SHORT PROBLEM ▸ Your task is to print all of the material verbatim.

(Records from a data collection)
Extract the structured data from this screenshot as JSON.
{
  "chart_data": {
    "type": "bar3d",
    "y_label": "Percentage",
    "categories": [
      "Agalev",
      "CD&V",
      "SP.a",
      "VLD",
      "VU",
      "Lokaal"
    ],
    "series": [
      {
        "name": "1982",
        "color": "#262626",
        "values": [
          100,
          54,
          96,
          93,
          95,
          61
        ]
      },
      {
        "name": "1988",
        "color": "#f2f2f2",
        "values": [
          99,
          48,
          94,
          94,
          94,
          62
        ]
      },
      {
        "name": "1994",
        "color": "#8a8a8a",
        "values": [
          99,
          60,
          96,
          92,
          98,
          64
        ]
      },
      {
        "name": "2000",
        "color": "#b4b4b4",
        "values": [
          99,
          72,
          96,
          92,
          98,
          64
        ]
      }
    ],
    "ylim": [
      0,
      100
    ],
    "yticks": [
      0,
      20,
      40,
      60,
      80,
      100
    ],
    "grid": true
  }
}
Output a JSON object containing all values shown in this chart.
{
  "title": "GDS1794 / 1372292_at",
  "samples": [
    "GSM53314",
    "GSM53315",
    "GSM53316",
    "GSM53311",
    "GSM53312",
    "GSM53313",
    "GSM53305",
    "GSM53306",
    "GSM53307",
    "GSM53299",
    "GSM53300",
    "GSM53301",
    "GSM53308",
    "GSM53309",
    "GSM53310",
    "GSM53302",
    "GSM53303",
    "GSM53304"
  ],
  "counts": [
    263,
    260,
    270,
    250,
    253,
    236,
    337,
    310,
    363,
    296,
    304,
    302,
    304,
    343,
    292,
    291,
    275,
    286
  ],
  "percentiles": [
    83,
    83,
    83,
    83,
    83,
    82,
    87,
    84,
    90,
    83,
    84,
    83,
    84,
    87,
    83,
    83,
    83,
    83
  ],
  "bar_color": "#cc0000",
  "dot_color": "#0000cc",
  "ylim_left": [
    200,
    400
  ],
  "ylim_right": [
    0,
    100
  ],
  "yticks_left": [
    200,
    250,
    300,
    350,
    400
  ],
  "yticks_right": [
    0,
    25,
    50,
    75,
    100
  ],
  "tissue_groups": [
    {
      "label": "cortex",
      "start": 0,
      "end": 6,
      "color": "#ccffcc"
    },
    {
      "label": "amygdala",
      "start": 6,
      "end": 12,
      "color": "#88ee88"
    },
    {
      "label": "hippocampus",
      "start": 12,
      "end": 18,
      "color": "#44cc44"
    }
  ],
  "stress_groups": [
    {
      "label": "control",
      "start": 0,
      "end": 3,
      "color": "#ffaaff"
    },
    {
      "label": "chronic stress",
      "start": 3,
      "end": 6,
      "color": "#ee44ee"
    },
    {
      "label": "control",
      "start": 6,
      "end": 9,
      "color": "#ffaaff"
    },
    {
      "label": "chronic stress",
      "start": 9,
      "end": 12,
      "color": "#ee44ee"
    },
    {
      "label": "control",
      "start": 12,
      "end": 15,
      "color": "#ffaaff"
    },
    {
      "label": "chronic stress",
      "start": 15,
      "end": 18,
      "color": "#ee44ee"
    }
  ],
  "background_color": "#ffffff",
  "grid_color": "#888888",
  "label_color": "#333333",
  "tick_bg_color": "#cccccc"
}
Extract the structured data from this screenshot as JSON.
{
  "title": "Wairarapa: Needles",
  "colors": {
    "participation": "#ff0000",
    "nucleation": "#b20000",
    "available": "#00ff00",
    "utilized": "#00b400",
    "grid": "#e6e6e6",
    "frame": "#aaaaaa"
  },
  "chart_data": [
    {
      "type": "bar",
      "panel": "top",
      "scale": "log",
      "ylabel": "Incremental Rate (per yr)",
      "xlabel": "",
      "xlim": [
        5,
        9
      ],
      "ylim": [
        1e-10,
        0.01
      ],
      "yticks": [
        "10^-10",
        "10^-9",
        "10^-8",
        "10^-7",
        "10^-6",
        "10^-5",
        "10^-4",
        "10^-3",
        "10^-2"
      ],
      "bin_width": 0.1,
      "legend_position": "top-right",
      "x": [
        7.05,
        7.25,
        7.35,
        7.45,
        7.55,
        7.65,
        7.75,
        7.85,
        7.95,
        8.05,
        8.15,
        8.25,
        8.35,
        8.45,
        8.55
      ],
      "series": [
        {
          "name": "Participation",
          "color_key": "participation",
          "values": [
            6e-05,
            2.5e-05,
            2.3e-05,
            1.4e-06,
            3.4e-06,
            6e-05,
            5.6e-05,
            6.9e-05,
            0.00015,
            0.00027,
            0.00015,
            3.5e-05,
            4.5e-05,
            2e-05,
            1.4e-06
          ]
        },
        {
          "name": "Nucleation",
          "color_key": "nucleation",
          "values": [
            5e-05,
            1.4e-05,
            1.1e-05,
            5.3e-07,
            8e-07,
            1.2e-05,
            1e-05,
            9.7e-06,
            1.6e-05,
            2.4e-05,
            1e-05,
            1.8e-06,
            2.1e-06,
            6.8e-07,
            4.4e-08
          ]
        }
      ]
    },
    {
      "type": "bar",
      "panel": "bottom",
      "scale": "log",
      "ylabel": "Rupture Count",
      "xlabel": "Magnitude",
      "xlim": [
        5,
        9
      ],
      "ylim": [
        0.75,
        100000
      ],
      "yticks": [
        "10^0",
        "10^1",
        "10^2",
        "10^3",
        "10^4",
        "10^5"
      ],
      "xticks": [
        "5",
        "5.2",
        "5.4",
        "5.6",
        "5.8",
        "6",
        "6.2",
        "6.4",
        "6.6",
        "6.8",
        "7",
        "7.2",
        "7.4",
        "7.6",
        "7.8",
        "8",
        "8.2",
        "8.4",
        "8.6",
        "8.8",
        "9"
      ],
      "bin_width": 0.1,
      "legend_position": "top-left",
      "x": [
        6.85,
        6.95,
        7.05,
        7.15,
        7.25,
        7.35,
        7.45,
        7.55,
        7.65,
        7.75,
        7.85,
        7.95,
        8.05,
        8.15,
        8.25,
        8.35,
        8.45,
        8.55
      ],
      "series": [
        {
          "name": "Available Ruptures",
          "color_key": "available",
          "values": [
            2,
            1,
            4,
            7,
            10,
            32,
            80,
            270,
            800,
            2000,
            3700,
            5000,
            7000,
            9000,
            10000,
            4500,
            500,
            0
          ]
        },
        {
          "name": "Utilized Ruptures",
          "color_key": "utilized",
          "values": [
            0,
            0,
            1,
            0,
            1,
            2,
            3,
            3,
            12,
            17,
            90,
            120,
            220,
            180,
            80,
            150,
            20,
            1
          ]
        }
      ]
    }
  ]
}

TASK RESPONSE ▸
Extract the structured data from this screenshot as JSON.
{
  "chart_data": {
    "type": "bar3d",
    "y_label": "Percentage",
    "categories": [
      "Agalev",
      "CD&V",
      "SP.a",
      "VLD",
      "VU",
      "Lokaal"
    ],
    "series": [
      {
        "name": "1982",
        "color": "#262626",
        "values": [
          100,
          54,
          96,
          93,
          95,
          61
        ]
      },
      {
        "name": "1988",
        "color": "#f2f2f2",
        "values": [
          99,
          48,
          94,
          94,
          94,
          62
        ]
      },
      {
        "name": "1994",
        "color": "#8a8a8a",
        "values": [
          99,
          60,
          96,
          92,
          98,
          64
        ]
      },
      {
        "name": "2000",
        "color": "#b4b4b4",
        "values": [
          99,
          72,
          96,
          92,
          98,
          64
        ]
      }
    ],
    "ylim": [
      0,
      100
    ],
    "yticks": [
      0,
      20,
      40,
      60,
      80,
      100
    ],
    "grid": true
  }
}
Output a JSON object containing all values shown in this chart.
{
  "title": "GDS1794 / 1372292_at",
  "samples": [
    "GSM53314",
    "GSM53315",
    "GSM53316",
    "GSM53311",
    "GSM53312",
    "GSM53313",
    "GSM53305",
    "GSM53306",
    "GSM53307",
    "GSM53299",
    "GSM53300",
    "GSM53301",
    "GSM53308",
    "GSM53309",
    "GSM53310",
    "GSM53302",
    "GSM53303",
    "GSM53304"
  ],
  "counts": [
    263,
    260,
    270,
    250,
    253,
    236,
    337,
    310,
    363,
    296,
    304,
    302,
    304,
    343,
    292,
    291,
    275,
    286
  ],
  "percentiles": [
    83,
    83,
    83,
    83,
    83,
    82,
    87,
    84,
    90,
    83,
    84,
    83,
    84,
    87,
    83,
    83,
    83,
    83
  ],
  "bar_color": "#cc0000",
  "dot_color": "#0000cc",
  "ylim_left": [
    200,
    400
  ],
  "ylim_right": [
    0,
    100
  ],
  "yticks_left": [
    200,
    250,
    300,
    350,
    400
  ],
  "yticks_right": [
    0,
    25,
    50,
    75,
    100
  ],
  "tissue_groups": [
    {
      "label": "cortex",
      "start": 0,
      "end": 6,
      "color": "#ccffcc"
    },
    {
      "label": "amygdala",
      "start": 6,
      "end": 12,
      "color": "#88ee88"
    },
    {
      "label": "hippocampus",
      "start": 12,
      "end": 18,
      "color": "#44cc44"
    }
  ],
  "stress_groups": [
    {
      "label": "control",
      "start": 0,
      "end": 3,
      "color": "#ffaaff"
    },
    {
      "label": "chronic stress",
      "start": 3,
      "end": 6,
      "color": "#ee44ee"
    },
    {
      "label": "control",
      "start": 6,
      "end": 9,
      "color": "#ffaaff"
    },
    {
      "label": "chronic stress",
      "start": 9,
      "end": 12,
      "color": "#ee44ee"
    },
    {
      "label": "control",
      "start": 12,
      "end": 15,
      "color": "#ffaaff"
    },
    {
      "label": "chronic stress",
      "start": 15,
      "end": 18,
      "color": "#ee44ee"
    }
  ],
  "background_color": "#ffffff",
  "grid_color": "#888888",
  "label_color": "#333333",
  "tick_bg_color": "#cccccc"
}
Extract the structured data from this screenshot as JSON.
{
  "title": "Wairarapa: Needles",
  "colors": {
    "participation": "#ff0000",
    "nucleation": "#b20000",
    "available": "#00ff00",
    "utilized": "#00b400",
    "grid": "#e6e6e6",
    "frame": "#aaaaaa"
  },
  "chart_data": [
    {
      "type": "bar",
      "panel": "top",
      "scale": "log",
      "ylabel": "Incremental Rate (per yr)",
      "xlabel": "",
      "xlim": [
        5,
        9
      ],
      "ylim": [
        1e-10,
        0.01
      ],
      "yticks": [
        "10^-10",
        "10^-9",
        "10^-8",
        "10^-7",
        "10^-6",
        "10^-5",
        "10^-4",
        "10^-3",
        "10^-2"
      ],
      "bin_width": 0.1,
      "legend_position": "top-right",
      "x": [
        7.05,
        7.25,
        7.35,
        7.45,
        7.55,
        7.65,
        7.75,
        7.85,
        7.95,
        8.05,
        8.15,
        8.25,
        8.35,
        8.45,
        8.55
      ],
      "series": [
        {
          "name": "Participation",
          "color_key": "participation",
          "values": [
            6e-05,
            2.5e-05,
            2.3e-05,
            1.4e-06,
            3.4e-06,
            6e-05,
            5.6e-05,
            6.9e-05,
            0.00015,
            0.00027,
            0.00015,
            3.5e-05,
            4.5e-05,
            2e-05,
            1.4e-06
          ]
        },
        {
          "name": "Nucleation",
          "color_key": "nucleation",
          "values": [
            5e-05,
            1.4e-05,
            1.1e-05,
            5.3e-07,
            8e-07,
            1.2e-05,
            1e-05,
            9.7e-06,
            1.6e-05,
            2.4e-05,
            1e-05,
            1.8e-06,
            2.1e-06,
            6.8e-07,
            4.4e-08
          ]
        }
      ]
    },
    {
      "type": "bar",
      "panel": "bottom",
      "scale": "log",
      "ylabel": "Rupture Count",
      "xlabel": "Magnitude",
      "xlim": [
        5,
        9
      ],
      "ylim": [
        0.75,
        100000
      ],
      "yticks": [
        "10^0",
        "10^1",
        "10^2",
        "10^3",
        "10^4",
        "10^5"
      ],
      "xticks": [
        "5",
        "5.2",
        "5.4",
        "5.6",
        "5.8",
        "6",
        "6.2",
        "6.4",
        "6.6",
        "6.8",
        "7",
        "7.2",
        "7.4",
        "7.6",
        "7.8",
        "8",
        "8.2",
        "8.4",
        "8.6",
        "8.8",
        "9"
      ],
      "bin_width": 0.1,
      "legend_position": "top-left",
      "x": [
        6.85,
        6.95,
        7.05,
        7.15,
        7.25,
        7.35,
        7.45,
        7.55,
        7.65,
        7.75,
        7.85,
        7.95,
        8.05,
        8.15,
        8.25,
        8.35,
        8.45,
        8.55
      ],
      "series": [
        {
          "name": "Available Ruptures",
          "color_key": "available",
          "values": [
            2,
            1,
            4,
            7,
            10,
            32,
            80,
            270,
            800,
            2000,
            3700,
            5000,
            7000,
            9000,
            10000,
            4500,
            500,
            0
          ]
        },
        {
          "name": "Utilized Ruptures",
          "color_key": "utilized",
          "values": [
            0,
            0,
            1,
            0,
            1,
            2,
            3,
            3,
            12,
            17,
            90,
            120,
            220,
            180,
            80,
            150,
            20,
            1
          ]
        }
      ]
    }
  ]
}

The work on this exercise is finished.